### REQUIRED TASK
Your task is to copy the material exactly.

### DATASET RECORDS

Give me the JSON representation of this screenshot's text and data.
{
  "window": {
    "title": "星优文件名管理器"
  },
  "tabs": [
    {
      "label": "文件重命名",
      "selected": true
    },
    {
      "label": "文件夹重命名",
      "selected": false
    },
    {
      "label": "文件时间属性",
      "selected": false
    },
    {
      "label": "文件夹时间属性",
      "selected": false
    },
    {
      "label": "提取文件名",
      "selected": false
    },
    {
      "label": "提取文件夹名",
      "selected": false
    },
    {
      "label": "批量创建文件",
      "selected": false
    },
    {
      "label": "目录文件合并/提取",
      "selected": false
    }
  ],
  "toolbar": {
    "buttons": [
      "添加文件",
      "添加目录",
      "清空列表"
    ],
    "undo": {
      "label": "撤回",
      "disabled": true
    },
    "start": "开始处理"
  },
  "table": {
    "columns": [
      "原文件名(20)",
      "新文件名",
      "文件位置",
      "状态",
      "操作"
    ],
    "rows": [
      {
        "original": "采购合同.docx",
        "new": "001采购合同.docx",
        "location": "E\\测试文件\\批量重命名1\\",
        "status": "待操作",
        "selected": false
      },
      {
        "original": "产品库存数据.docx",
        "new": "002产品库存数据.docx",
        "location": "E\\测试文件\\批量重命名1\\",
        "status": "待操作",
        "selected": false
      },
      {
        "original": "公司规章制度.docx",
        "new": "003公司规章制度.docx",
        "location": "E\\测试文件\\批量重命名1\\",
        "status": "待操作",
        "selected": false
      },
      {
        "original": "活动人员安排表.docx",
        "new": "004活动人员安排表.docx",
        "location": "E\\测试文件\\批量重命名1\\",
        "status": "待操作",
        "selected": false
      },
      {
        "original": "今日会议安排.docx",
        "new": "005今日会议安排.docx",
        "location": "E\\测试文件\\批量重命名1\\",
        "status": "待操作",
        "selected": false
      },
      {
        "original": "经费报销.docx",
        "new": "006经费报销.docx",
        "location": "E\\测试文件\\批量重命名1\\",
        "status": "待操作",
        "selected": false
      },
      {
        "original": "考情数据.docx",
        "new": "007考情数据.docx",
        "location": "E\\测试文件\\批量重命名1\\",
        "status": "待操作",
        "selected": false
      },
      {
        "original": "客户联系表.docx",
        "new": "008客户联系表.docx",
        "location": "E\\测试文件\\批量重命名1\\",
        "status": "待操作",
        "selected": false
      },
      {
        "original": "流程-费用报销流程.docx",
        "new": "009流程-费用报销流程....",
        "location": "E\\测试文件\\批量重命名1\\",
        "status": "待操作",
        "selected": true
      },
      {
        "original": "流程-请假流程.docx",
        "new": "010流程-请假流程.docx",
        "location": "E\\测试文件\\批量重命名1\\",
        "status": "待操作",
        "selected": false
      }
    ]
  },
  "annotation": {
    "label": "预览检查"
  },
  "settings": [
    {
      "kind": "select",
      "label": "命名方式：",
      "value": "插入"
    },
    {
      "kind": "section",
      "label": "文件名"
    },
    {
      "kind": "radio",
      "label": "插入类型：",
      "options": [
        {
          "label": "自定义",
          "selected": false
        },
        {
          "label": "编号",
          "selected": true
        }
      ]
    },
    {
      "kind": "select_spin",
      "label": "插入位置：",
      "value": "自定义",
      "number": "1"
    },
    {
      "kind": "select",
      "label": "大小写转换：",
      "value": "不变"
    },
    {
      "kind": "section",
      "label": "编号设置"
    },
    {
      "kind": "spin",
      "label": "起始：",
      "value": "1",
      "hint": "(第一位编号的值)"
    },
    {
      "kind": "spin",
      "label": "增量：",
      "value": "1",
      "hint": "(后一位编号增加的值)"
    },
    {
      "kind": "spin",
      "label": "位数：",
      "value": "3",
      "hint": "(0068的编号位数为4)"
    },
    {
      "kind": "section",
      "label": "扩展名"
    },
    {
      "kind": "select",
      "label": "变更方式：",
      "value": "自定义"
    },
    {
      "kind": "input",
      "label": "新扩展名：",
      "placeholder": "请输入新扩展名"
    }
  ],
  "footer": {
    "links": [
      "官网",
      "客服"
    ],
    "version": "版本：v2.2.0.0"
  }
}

### SOLUTION
Give me the JSON representation of this screenshot's text and data.
{
  "window": {
    "title": "星优文件名管理器"
  },
  "tabs": [
    {
      "label": "文件重命名",
      "selected": true
    },
    {
      "label": "文件夹重命名",
      "selected": false
    },
    {
      "label": "文件时间属性",
      "selected": false
    },
    {
      "label": "文件夹时间属性",
      "selected": false
    },
    {
      "label": "提取文件名",
      "selected": false
    },
    {
      "label": "提取文件夹名",
      "selected": false
    },
    {
      "label": "批量创建文件",
      "selected": false
    },
    {
      "label": "目录文件合并/提取",
      "selected": false
    }
  ],
  "toolbar": {
    "buttons": [
      "添加文件",
      "添加目录",
      "清空列表"
    ],
    "undo": {
      "label": "撤回",
      "disabled": true
    },
    "start": "开始处理"
  },
  "table": {
    "columns": [
      "原文件名(20)",
      "新文件名",
      "文件位置",
      "状态",
      "操作"
    ],
    "rows": [
      {
        "original": "采购合同.docx",
        "new": "001采购合同.docx",
        "location": "E\\测试文件\\批量重命名1\\",
        "status": "待操作",
        "selected": false
      },
      {
        "original": "产品库存数据.docx",
        "new": "002产品库存数据.docx",
        "location": "E\\测试文件\\批量重命名1\\",
        "status": "待操作",
        "selected": false
      },
      {
        "original": "公司规章制度.docx",
        "new": "003公司规章制度.docx",
        "location": "E\\测试文件\\批量重命名1\\",
        "status": "待操作",
        "selected": false
      },
      {
        "original": "活动人员安排表.docx",
        "new": "004活动人员安排表.docx",
        "location": "E\\测试文件\\批量重命名1\\",
        "status": "待操作",
        "selected": false
      },
      {
        "original": "今日会议安排.docx",
        "new": "005今日会议安排.docx",
        "location": "E\\测试文件\\批量重命名1\\",
        "status": "待操作",
        "selected": false
      },
      {
        "original": "经费报销.docx",
        "new": "006经费报销.docx",
        "location": "E\\测试文件\\批量重命名1\\",
        "status": "待操作",
        "selected": false
      },
      {
        "original": "考情数据.docx",
        "new": "007考情数据.docx",
        "location": "E\\测试文件\\批量重命名1\\",
        "status": "待操作",
        "selected": false
      },
      {
        "original": "客户联系表.docx",
        "new": "008客户联系表.docx",
        "location": "E\\测试文件\\批量重命名1\\",
        "status": "待操作",
        "selected": false
      },
      {
        "original": "流程-费用报销流程.docx",
        "new": "009流程-费用报销流程....",
        "location": "E\\测试文件\\批量重命名1\\",
        "status": "待操作",
        "selected": true
      },
      {
        "original": "流程-请假流程.docx",
        "new": "010流程-请假流程.docx",
        "location": "E\\测试文件\\批量重命名1\\",
        "status": "待操作",
        "selected": false
      }
    ]
  },
  "annotation": {
    "label": "预览检查"
  },
  "settings": [
    {
      "kind": "select",
      "label": "命名方式：",
      "value": "插入"
    },
    {
      "kind": "section",
      "label": "文件名"
    },
    {
      "kind": "radio",
      "label": "插入类型：",
      "options": [
        {
          "label": "自定义",
          "selected": false
        },
        {
          "label": "编号",
          "selected": true
        }
      ]
    },
    {
      "kind": "select_spin",
      "label": "插入位置：",
      "value": "自定义",
      "number": "1"
    },
    {
      "kind": "select",
      "label": "大小写转换：",
      "value": "不变"
    },
    {
      "kind": "section",
      "label": "编号设置"
    },
    {
      "kind": "spin",
      "label": "起始：",
      "value": "1",
      "hint": "(第一位编号的值)"
    },
    {
      "kind": "spin",
      "label": "增量：",
      "value": "1",
      "hint": "(后一位编号增加的值)"
    },
    {
      "kind": "spin",
      "label": "位数：",
      "value": "3",
      "hint": "(0068的编号位数为4)"
    },
    {
      "kind": "section",
      "label": "扩展名"
    },
    {
      "kind": "select",
      "label": "变更方式：",
      "value": "自定义"
    },
    {
      "kind": "input",
      "label": "新扩展名：",
      "placeholder": "请输入新扩展名"
    }
  ],
  "footer": {
    "links": [
      "官网",
      "客服"
    ],
    "version": "版本：v2.2.0.0"
  }
}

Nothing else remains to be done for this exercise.